======== Dataset content

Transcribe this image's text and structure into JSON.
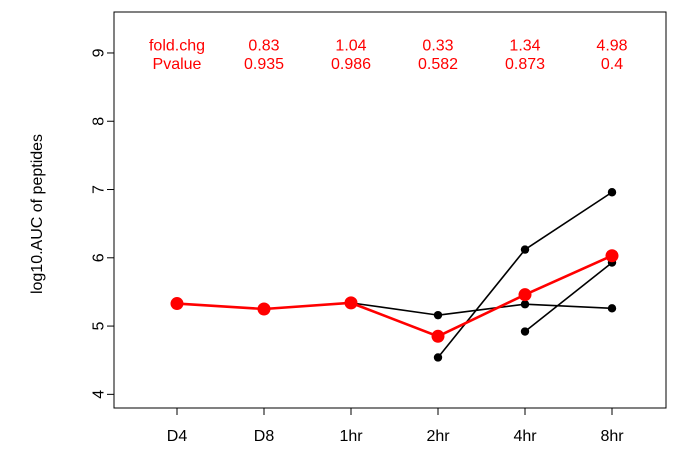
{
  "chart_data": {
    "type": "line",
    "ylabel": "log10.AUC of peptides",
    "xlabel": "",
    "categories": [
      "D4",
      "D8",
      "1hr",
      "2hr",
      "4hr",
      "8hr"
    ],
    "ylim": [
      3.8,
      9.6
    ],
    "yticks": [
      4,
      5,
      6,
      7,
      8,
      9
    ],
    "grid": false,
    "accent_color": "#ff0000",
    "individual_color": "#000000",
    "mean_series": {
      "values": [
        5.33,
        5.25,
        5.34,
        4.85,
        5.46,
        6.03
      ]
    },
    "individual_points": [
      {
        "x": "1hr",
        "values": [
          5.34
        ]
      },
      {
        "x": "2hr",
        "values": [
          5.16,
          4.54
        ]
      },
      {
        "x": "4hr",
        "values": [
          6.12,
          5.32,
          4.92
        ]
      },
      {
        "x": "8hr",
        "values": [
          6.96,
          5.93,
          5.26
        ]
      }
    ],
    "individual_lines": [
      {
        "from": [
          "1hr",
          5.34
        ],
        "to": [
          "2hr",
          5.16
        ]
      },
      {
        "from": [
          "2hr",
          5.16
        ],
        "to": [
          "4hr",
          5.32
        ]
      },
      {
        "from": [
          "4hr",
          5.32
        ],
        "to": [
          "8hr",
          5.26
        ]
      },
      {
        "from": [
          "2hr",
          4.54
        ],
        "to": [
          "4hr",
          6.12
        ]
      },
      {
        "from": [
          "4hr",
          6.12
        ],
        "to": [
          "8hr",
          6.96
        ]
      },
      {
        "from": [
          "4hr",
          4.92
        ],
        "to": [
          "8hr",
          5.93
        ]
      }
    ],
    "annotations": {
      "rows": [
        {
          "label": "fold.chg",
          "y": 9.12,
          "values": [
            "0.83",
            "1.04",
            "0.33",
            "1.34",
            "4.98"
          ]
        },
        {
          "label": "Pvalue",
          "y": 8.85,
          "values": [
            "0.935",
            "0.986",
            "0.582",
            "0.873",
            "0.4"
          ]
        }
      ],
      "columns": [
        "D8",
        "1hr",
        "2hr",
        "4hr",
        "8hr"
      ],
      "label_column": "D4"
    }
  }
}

================

Copy out every line above without change, dropping the pictures.

Transcribe this image's text and structure into JSON.
{
  "chart_data": {
    "type": "line",
    "ylabel": "log10.AUC of peptides",
    "xlabel": "",
    "categories": [
      "D4",
      "D8",
      "1hr",
      "2hr",
      "4hr",
      "8hr"
    ],
    "ylim": [
      3.8,
      9.6
    ],
    "yticks": [
      4,
      5,
      6,
      7,
      8,
      9
    ],
    "grid": false,
    "accent_color": "#ff0000",
    "individual_color": "#000000",
    "mean_series": {
      "values": [
        5.33,
        5.25,
        5.34,
        4.85,
        5.46,
        6.03
      ]
    },
    "individual_points": [
      {
        "x": "1hr",
        "values": [
          5.34
        ]
      },
      {
        "x": "2hr",
        "values": [
          5.16,
          4.54
        ]
      },
      {
        "x": "4hr",
        "values": [
          6.12,
          5.32,
          4.92
        ]
      },
      {
        "x": "8hr",
        "values": [
          6.96,
          5.93,
          5.26
        ]
      }
    ],
    "individual_lines": [
      {
        "from": [
          "1hr",
          5.34
        ],
        "to": [
          "2hr",
          5.16
        ]
      },
      {
        "from": [
          "2hr",
          5.16
        ],
        "to": [
          "4hr",
          5.32
        ]
      },
      {
        "from": [
          "4hr",
          5.32
        ],
        "to": [
          "8hr",
          5.26
        ]
      },
      {
        "from": [
          "2hr",
          4.54
        ],
        "to": [
          "4hr",
          6.12
        ]
      },
      {
        "from": [
          "4hr",
          6.12
        ],
        "to": [
          "8hr",
          6.96
        ]
      },
      {
        "from": [
          "4hr",
          4.92
        ],
        "to": [
          "8hr",
          5.93
        ]
      }
    ],
    "annotations": {
      "rows": [
        {
          "label": "fold.chg",
          "y": 9.12,
          "values": [
            "0.83",
            "1.04",
            "0.33",
            "1.34",
            "4.98"
          ]
        },
        {
          "label": "Pvalue",
          "y": 8.85,
          "values": [
            "0.935",
            "0.986",
            "0.582",
            "0.873",
            "0.4"
          ]
        }
      ],
      "columns": [
        "D8",
        "1hr",
        "2hr",
        "4hr",
        "8hr"
      ],
      "label_column": "D4"
    }
  }
}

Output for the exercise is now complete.